### Entries supplied:
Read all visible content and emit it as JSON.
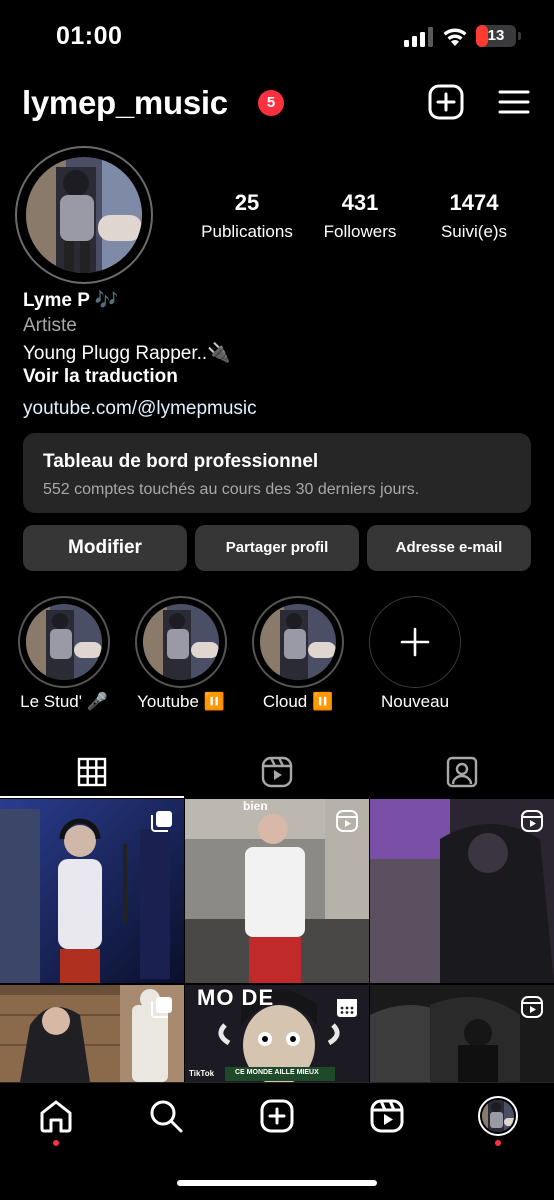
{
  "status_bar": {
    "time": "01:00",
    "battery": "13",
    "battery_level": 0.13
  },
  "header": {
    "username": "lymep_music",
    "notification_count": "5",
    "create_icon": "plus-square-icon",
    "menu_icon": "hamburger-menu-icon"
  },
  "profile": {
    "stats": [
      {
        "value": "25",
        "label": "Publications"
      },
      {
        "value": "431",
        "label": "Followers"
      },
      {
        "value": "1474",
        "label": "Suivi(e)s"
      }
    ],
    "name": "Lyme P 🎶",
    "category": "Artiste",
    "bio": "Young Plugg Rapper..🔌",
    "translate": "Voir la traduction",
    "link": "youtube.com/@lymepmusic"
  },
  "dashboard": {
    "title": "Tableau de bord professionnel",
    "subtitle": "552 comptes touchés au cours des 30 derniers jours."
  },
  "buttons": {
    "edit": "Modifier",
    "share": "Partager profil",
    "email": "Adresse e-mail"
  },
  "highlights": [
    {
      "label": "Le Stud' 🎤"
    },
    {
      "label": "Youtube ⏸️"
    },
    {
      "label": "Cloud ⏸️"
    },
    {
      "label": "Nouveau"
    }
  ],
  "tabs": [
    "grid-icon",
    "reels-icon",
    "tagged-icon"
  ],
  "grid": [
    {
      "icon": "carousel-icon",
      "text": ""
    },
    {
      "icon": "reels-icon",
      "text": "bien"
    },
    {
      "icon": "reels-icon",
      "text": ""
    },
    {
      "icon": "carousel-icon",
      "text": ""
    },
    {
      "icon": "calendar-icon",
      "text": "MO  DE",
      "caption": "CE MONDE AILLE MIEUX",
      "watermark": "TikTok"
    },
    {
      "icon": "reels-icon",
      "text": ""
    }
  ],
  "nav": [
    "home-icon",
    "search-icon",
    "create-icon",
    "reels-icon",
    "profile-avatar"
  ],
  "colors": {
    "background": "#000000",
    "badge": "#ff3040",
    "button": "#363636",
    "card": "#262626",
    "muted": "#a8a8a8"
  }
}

### Given problem:
Return the records exactly. Don't carry the pictures over.

### Answer:
Read all visible content and emit it as JSON.
{
  "status_bar": {
    "time": "01:00",
    "battery": "13",
    "battery_level": 0.13
  },
  "header": {
    "username": "lymep_music",
    "notification_count": "5",
    "create_icon": "plus-square-icon",
    "menu_icon": "hamburger-menu-icon"
  },
  "profile": {
    "stats": [
      {
        "value": "25",
        "label": "Publications"
      },
      {
        "value": "431",
        "label": "Followers"
      },
      {
        "value": "1474",
        "label": "Suivi(e)s"
      }
    ],
    "name": "Lyme P 🎶",
    "category": "Artiste",
    "bio": "Young Plugg Rapper..🔌",
    "translate": "Voir la traduction",
    "link": "youtube.com/@lymepmusic"
  },
  "dashboard": {
    "title": "Tableau de bord professionnel",
    "subtitle": "552 comptes touchés au cours des 30 derniers jours."
  },
  "buttons": {
    "edit": "Modifier",
    "share": "Partager profil",
    "email": "Adresse e-mail"
  },
  "highlights": [
    {
      "label": "Le Stud' 🎤"
    },
    {
      "label": "Youtube ⏸️"
    },
    {
      "label": "Cloud ⏸️"
    },
    {
      "label": "Nouveau"
    }
  ],
  "tabs": [
    "grid-icon",
    "reels-icon",
    "tagged-icon"
  ],
  "grid": [
    {
      "icon": "carousel-icon",
      "text": ""
    },
    {
      "icon": "reels-icon",
      "text": "bien"
    },
    {
      "icon": "reels-icon",
      "text": ""
    },
    {
      "icon": "carousel-icon",
      "text": ""
    },
    {
      "icon": "calendar-icon",
      "text": "MO  DE",
      "caption": "CE MONDE AILLE MIEUX",
      "watermark": "TikTok"
    },
    {
      "icon": "reels-icon",
      "text": ""
    }
  ],
  "nav": [
    "home-icon",
    "search-icon",
    "create-icon",
    "reels-icon",
    "profile-avatar"
  ],
  "colors": {
    "background": "#000000",
    "badge": "#ff3040",
    "button": "#363636",
    "card": "#262626",
    "muted": "#a8a8a8"
  }
}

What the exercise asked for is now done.